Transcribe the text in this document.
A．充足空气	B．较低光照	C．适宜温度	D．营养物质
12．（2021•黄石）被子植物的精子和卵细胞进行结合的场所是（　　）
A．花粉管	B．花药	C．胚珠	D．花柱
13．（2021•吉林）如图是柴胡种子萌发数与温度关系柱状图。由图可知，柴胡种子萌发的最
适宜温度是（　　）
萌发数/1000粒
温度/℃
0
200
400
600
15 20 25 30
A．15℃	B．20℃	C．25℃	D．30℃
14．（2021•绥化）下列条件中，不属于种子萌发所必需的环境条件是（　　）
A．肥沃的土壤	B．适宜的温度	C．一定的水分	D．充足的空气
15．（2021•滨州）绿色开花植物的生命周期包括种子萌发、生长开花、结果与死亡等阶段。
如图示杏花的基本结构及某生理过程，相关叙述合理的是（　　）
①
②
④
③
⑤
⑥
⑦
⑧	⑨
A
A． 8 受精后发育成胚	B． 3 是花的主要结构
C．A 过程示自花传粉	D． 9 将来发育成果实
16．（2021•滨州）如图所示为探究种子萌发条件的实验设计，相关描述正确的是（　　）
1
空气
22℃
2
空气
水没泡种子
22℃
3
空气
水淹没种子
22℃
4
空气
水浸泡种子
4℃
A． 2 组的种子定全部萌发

=-=-=-=-=

§ **WHAT IS REQUIRED**:
Repeat the records exactly, including every line.

§ **WORKED ANSWER**:
Transcribe the text in this document.
A．充足空气	B．较低光照	C．适宜温度	D．营养物质
12．（2021•黄石）被子植物的精子和卵细胞进行结合的场所是（　　）
A．花粉管	B．花药	C．胚珠	D．花柱
13．（2021•吉林）如图是柴胡种子萌发数与温度关系柱状图。由图可知，柴胡种子萌发的最
适宜温度是（　　）
萌发数/1000粒
温度/℃
0
200
400
600
15 20 25 30
A．15℃	B．20℃	C．25℃	D．30℃
14．（2021•绥化）下列条件中，不属于种子萌发所必需的环境条件是（　　）
A．肥沃的土壤	B．适宜的温度	C．一定的水分	D．充足的空气
15．（2021•滨州）绿色开花植物的生命周期包括种子萌发、生长开花、结果与死亡等阶段。
如图示杏花的基本结构及某生理过程，相关叙述合理的是（　　）
①
②
④
③
⑤
⑥
⑦
⑧	⑨
A
A． 8 受精后发育成胚	B． 3 是花的主要结构
C．A 过程示自花传粉	D． 9 将来发育成果实
16．（2021•滨州）如图所示为探究种子萌发条件的实验设计，相关描述正确的是（　　）
1
空气
22℃
2
空气
水没泡种子
22℃
3
空气
水淹没种子
22℃
4
空气
水浸泡种子
4℃
A． 2 组的种子定全部萌发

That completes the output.